→ Exercise requirements
Report how many lines of the entries below contain the word "screenshot", and nothing more.

— START Raw records —

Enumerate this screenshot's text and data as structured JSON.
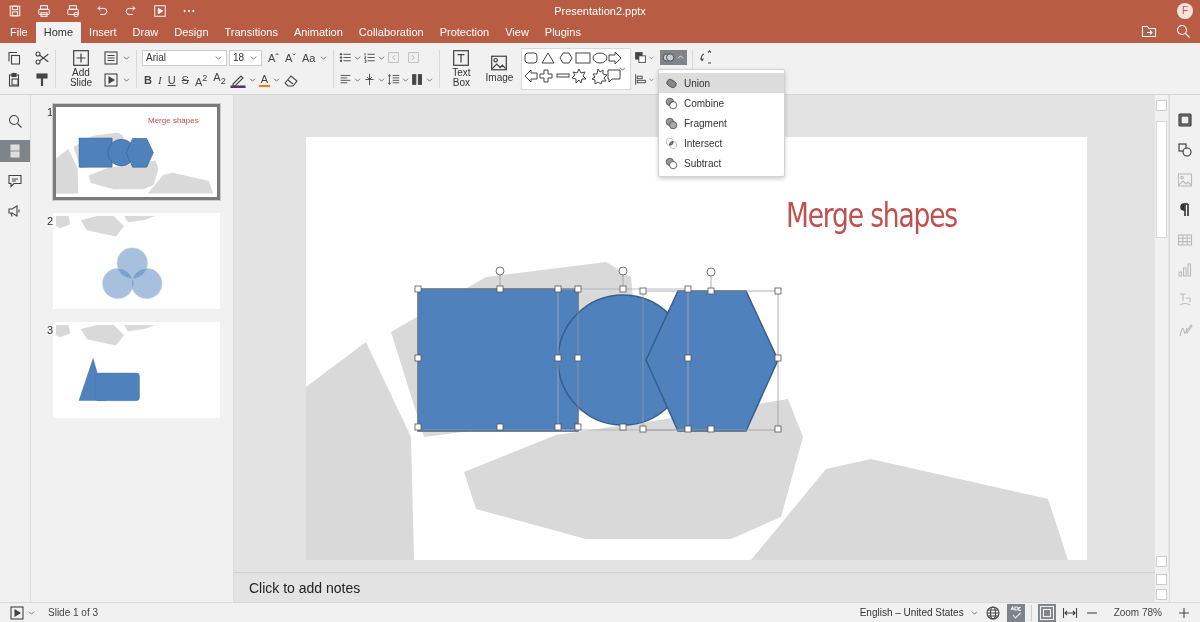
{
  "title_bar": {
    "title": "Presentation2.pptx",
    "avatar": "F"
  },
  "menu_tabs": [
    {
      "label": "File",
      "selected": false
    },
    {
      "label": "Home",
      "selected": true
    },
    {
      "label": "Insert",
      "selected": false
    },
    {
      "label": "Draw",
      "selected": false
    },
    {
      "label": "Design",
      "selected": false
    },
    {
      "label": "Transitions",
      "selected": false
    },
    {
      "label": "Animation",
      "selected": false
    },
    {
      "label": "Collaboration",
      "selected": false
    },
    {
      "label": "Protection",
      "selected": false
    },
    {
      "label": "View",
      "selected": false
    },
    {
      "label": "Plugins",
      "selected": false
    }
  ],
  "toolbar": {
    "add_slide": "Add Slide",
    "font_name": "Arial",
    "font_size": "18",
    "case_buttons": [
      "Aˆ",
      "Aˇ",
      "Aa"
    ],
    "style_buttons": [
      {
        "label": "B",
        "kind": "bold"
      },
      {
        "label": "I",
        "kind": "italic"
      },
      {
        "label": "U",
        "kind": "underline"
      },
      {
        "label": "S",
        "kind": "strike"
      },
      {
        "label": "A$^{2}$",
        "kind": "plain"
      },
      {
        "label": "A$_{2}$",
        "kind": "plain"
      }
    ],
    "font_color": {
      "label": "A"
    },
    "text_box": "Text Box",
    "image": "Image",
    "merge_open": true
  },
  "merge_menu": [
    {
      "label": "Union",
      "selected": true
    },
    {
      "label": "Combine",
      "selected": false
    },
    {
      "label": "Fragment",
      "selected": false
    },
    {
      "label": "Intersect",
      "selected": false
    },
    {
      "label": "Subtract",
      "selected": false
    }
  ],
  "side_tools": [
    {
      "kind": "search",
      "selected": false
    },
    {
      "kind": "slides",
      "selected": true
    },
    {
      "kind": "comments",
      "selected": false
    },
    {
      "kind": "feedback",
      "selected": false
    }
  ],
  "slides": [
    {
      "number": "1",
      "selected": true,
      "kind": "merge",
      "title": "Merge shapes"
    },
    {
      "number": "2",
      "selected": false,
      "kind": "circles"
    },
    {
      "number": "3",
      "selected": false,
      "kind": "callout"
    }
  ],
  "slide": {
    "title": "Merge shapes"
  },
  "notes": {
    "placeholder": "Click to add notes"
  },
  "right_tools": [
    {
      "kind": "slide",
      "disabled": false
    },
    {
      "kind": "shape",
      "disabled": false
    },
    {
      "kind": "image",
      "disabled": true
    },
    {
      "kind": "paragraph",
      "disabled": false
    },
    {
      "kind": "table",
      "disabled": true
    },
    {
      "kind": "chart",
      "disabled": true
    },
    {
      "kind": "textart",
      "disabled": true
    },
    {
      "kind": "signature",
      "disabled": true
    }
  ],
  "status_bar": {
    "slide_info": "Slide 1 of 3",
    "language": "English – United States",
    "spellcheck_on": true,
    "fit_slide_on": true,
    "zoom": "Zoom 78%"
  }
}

— END Raw records —
— START Raw records —

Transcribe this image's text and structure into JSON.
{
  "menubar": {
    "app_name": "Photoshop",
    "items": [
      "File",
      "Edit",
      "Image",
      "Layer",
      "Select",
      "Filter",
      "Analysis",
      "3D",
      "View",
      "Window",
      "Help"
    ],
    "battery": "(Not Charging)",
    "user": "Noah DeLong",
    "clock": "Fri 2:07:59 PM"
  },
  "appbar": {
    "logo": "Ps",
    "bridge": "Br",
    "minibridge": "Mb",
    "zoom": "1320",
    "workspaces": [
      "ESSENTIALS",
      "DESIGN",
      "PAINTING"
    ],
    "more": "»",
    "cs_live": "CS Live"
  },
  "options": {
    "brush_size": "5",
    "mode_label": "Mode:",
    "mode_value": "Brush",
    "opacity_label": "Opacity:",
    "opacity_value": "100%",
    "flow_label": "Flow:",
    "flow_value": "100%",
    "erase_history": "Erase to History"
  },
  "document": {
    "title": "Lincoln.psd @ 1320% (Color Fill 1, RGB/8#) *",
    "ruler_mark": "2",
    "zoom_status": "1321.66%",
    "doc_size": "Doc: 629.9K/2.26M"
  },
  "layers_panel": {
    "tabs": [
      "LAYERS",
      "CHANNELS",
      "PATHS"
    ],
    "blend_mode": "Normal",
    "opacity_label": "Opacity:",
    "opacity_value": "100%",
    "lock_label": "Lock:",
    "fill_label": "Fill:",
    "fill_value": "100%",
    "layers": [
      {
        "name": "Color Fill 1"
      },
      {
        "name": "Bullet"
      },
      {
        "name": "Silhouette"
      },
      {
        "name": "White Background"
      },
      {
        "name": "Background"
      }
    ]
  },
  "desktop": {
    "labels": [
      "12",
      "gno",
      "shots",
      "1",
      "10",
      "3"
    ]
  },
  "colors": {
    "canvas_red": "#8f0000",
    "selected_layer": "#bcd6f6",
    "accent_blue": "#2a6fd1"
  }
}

— END Raw records —
— START Raw records —

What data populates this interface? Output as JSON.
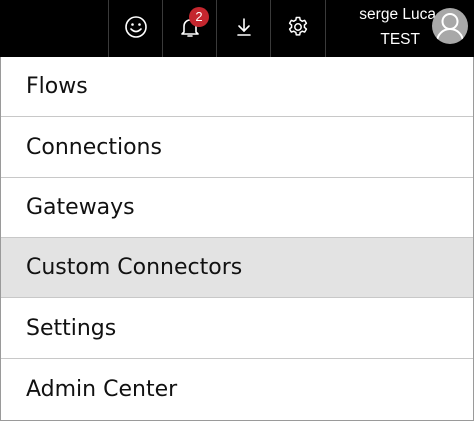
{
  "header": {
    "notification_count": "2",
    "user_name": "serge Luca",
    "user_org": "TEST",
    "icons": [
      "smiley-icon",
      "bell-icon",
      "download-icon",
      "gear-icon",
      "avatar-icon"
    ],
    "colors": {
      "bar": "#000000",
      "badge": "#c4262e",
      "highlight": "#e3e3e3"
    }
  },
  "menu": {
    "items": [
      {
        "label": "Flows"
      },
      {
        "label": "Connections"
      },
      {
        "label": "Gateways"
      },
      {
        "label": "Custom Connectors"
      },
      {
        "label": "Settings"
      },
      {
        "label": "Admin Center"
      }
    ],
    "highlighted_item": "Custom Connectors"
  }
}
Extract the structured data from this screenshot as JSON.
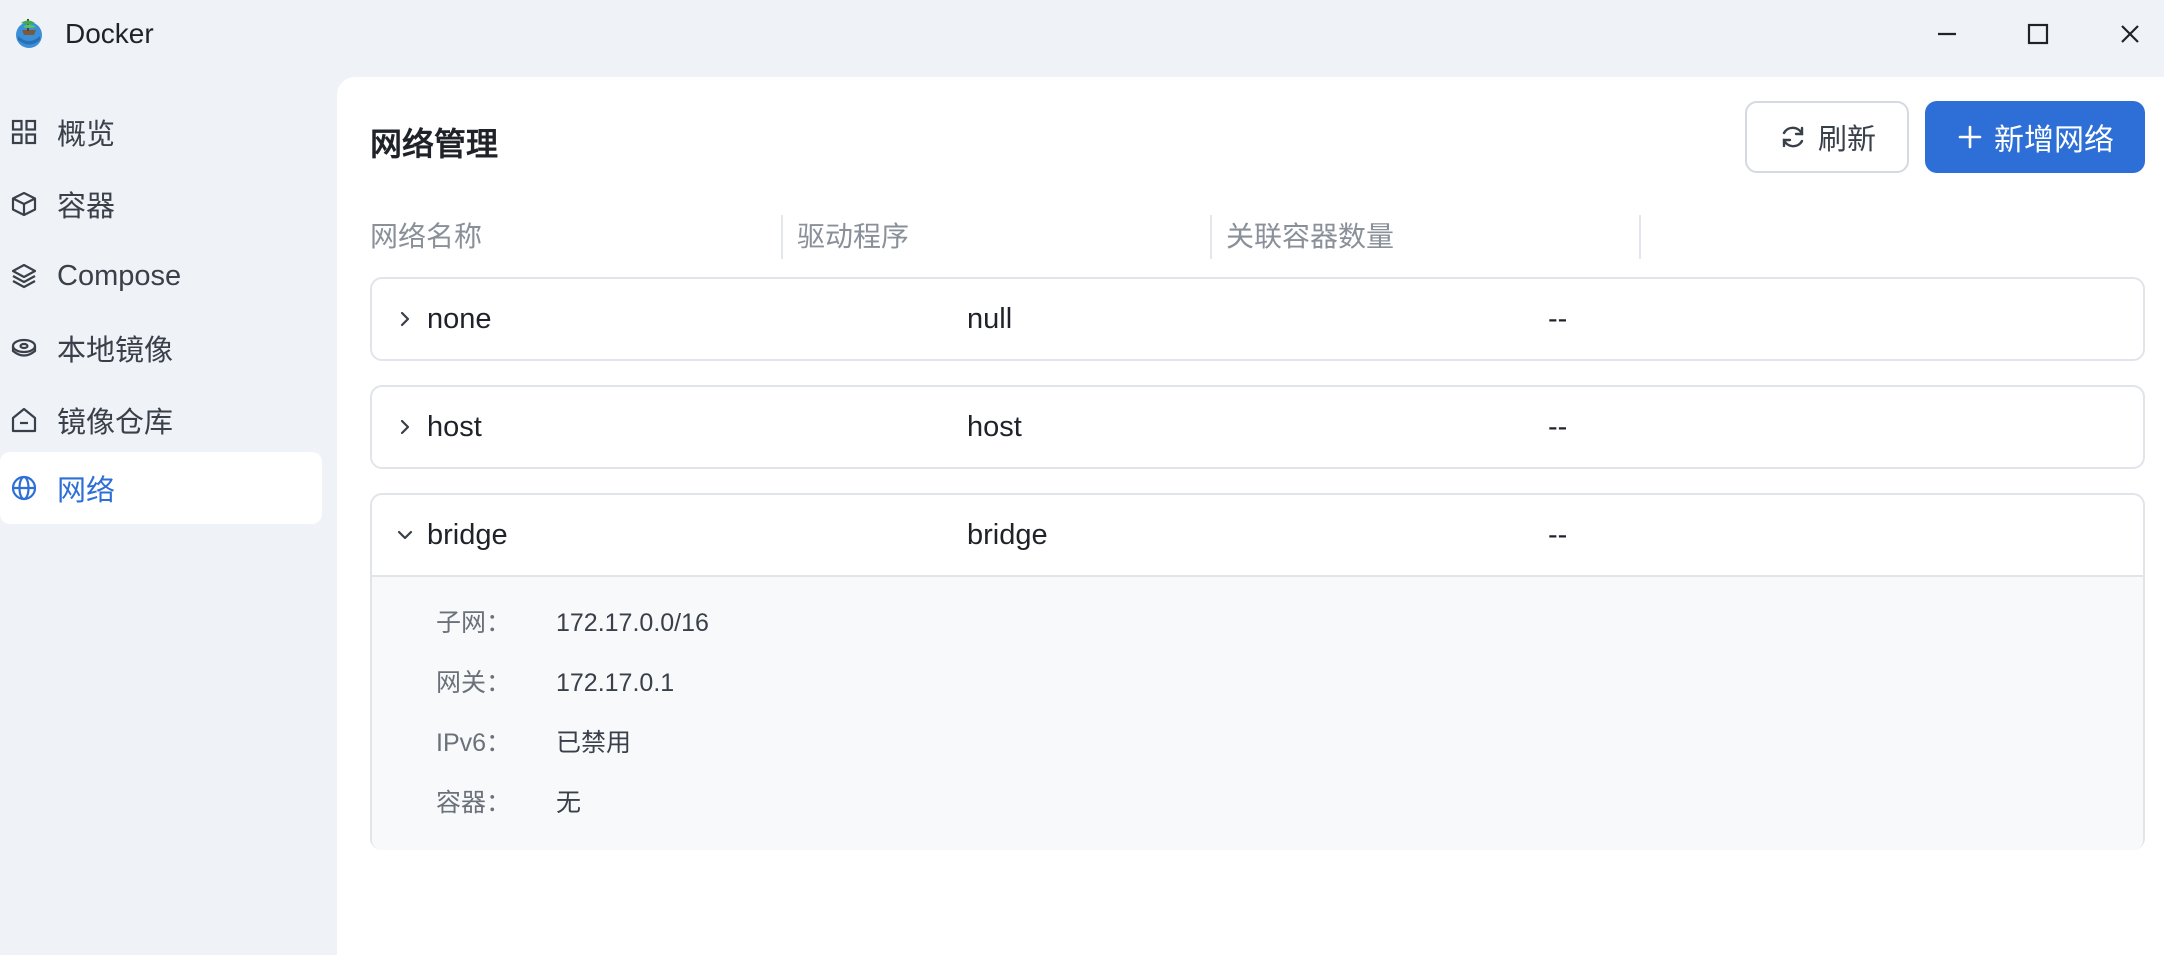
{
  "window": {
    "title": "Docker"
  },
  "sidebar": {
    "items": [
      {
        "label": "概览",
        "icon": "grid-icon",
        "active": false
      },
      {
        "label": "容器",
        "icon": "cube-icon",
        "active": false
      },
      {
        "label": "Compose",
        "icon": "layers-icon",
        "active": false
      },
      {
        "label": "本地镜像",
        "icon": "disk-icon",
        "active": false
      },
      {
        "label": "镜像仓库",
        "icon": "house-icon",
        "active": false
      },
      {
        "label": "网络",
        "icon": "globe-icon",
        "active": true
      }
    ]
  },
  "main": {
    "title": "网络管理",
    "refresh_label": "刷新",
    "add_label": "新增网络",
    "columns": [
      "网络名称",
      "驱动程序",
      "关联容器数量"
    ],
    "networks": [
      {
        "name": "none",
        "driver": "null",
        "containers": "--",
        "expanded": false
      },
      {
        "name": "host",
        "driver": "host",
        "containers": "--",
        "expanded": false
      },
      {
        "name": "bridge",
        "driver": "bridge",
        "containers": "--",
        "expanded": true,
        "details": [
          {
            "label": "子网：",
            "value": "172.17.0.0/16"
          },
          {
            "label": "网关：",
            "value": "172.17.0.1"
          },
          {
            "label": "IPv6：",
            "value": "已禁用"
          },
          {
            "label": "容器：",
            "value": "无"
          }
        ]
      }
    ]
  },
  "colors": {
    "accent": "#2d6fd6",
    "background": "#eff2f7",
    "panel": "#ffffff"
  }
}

— END Raw records —

→ Correct response
2